§ **WHAT THE EXERCISE ASKS**
Assemble all lines in which the string "this" appears.

-- begin --

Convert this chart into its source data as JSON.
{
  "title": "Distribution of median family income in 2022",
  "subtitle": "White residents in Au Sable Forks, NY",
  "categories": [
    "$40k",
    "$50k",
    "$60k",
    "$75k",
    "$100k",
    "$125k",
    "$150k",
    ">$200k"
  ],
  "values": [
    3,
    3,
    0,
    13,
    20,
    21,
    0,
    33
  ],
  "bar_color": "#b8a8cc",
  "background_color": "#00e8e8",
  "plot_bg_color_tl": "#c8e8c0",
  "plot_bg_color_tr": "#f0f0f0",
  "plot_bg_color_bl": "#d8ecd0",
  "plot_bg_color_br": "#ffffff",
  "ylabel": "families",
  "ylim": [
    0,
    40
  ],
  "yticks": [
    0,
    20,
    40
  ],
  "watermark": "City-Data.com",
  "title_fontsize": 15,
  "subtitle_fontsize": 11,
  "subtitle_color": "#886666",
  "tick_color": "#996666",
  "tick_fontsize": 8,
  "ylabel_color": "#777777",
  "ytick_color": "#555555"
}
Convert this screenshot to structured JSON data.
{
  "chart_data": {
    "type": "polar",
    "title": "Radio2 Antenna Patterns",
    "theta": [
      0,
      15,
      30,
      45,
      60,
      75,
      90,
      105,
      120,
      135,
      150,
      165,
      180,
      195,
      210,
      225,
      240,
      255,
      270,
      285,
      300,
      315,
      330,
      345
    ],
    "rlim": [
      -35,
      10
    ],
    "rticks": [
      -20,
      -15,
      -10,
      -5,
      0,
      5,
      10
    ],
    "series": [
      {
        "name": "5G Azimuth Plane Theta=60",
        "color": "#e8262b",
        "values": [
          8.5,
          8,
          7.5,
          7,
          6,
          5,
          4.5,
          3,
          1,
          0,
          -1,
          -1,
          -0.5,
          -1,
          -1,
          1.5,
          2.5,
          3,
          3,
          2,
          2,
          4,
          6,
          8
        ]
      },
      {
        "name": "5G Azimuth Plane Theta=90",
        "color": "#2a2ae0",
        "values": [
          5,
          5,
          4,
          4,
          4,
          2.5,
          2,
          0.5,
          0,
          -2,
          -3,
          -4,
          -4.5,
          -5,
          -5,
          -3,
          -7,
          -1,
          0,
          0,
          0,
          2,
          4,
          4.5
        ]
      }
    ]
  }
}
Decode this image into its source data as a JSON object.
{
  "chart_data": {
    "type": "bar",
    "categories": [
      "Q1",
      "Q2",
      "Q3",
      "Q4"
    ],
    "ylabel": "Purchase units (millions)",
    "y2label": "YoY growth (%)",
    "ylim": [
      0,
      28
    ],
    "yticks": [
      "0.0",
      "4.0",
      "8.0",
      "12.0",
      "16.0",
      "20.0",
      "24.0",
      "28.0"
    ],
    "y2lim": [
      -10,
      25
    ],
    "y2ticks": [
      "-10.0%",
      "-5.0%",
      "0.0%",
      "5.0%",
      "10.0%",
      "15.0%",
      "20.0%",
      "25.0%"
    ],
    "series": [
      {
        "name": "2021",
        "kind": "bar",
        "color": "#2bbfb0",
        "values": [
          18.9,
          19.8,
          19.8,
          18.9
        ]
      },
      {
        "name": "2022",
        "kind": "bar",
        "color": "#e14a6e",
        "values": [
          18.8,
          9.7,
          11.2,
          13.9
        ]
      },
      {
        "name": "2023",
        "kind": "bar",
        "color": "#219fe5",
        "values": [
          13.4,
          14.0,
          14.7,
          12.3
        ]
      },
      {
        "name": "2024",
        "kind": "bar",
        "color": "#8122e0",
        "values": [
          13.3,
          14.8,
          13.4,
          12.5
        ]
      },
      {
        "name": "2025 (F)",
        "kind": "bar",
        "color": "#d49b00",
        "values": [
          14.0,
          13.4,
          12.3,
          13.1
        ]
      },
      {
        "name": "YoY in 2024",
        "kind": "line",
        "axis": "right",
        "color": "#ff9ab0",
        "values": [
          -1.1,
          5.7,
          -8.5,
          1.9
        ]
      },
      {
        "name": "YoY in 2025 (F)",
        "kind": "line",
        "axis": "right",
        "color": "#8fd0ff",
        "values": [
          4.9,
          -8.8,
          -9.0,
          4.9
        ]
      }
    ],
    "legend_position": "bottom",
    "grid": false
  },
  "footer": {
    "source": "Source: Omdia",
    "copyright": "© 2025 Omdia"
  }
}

-- end --

§ **REPLY TO THE TASK**
Convert this chart into its source data as JSON.
Convert this screenshot to structured JSON data.
Decode this image into its source data as a JSON object.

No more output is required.